┌──
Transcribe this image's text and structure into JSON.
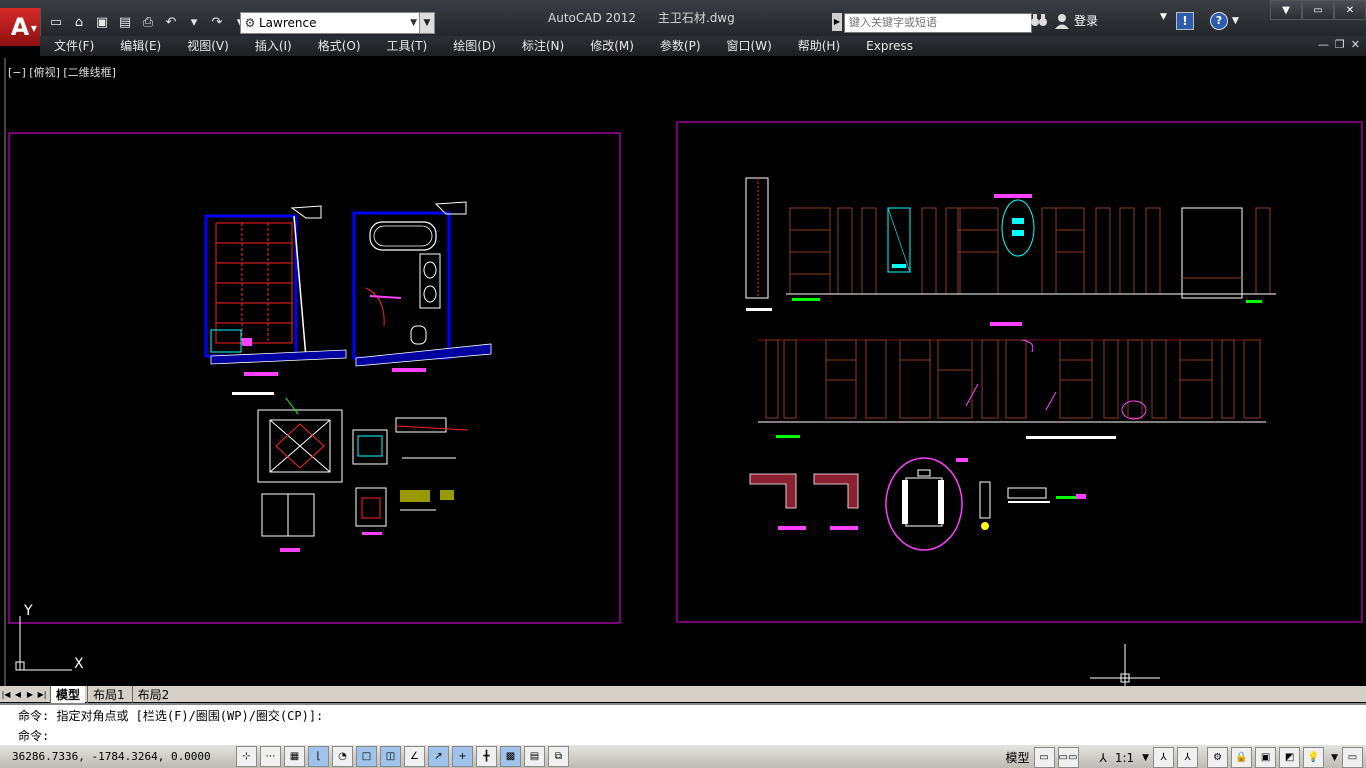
{
  "window": {
    "app_name": "AutoCAD 2012",
    "file_name": "主卫石材.dwg",
    "workspace": "Lawrence",
    "search_placeholder": "键入关键字或短语",
    "login_label": "登录"
  },
  "menu": {
    "items": [
      "文件(F)",
      "编辑(E)",
      "视图(V)",
      "插入(I)",
      "格式(O)",
      "工具(T)",
      "绘图(D)",
      "标注(N)",
      "修改(M)",
      "参数(P)",
      "窗口(W)",
      "帮助(H)",
      "Express"
    ]
  },
  "viewport": {
    "label": "[−] [俯视] [二维线框]"
  },
  "ucs": {
    "x_label": "X",
    "y_label": "Y"
  },
  "tabs": [
    "模型",
    "布局1",
    "布局2"
  ],
  "command": {
    "history_line": "命令: 指定对角点或 [栏选(F)/圈围(WP)/圈交(CP)]:",
    "prompt": "命令:"
  },
  "status": {
    "coordinates": "36286.7336, -1784.3264, 0.0000",
    "model_label": "模型",
    "scale_label": "1:1"
  },
  "colors": {
    "layout_frame": "#c000c0",
    "wall": "#0000ff",
    "dim_red": "#ff2020",
    "cyan": "#00ffff",
    "green": "#00ff00",
    "magenta": "#ff40ff",
    "brown": "#8b3a20"
  }
}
└──
*DO THIS*: Can the entries above be repeated exactly, without their pictures?

*EXERCISE RESPONSE*:
Transcribe this image's text and structure into JSON.
{
  "window": {
    "app_name": "AutoCAD 2012",
    "file_name": "主卫石材.dwg",
    "workspace": "Lawrence",
    "search_placeholder": "键入关键字或短语",
    "login_label": "登录"
  },
  "menu": {
    "items": [
      "文件(F)",
      "编辑(E)",
      "视图(V)",
      "插入(I)",
      "格式(O)",
      "工具(T)",
      "绘图(D)",
      "标注(N)",
      "修改(M)",
      "参数(P)",
      "窗口(W)",
      "帮助(H)",
      "Express"
    ]
  },
  "viewport": {
    "label": "[−] [俯视] [二维线框]"
  },
  "ucs": {
    "x_label": "X",
    "y_label": "Y"
  },
  "tabs": [
    "模型",
    "布局1",
    "布局2"
  ],
  "command": {
    "history_line": "命令: 指定对角点或 [栏选(F)/圈围(WP)/圈交(CP)]:",
    "prompt": "命令:"
  },
  "status": {
    "coordinates": "36286.7336, -1784.3264, 0.0000",
    "model_label": "模型",
    "scale_label": "1:1"
  },
  "colors": {
    "layout_frame": "#c000c0",
    "wall": "#0000ff",
    "dim_red": "#ff2020",
    "cyan": "#00ffff",
    "green": "#00ff00",
    "magenta": "#ff40ff",
    "brown": "#8b3a20"
  }
}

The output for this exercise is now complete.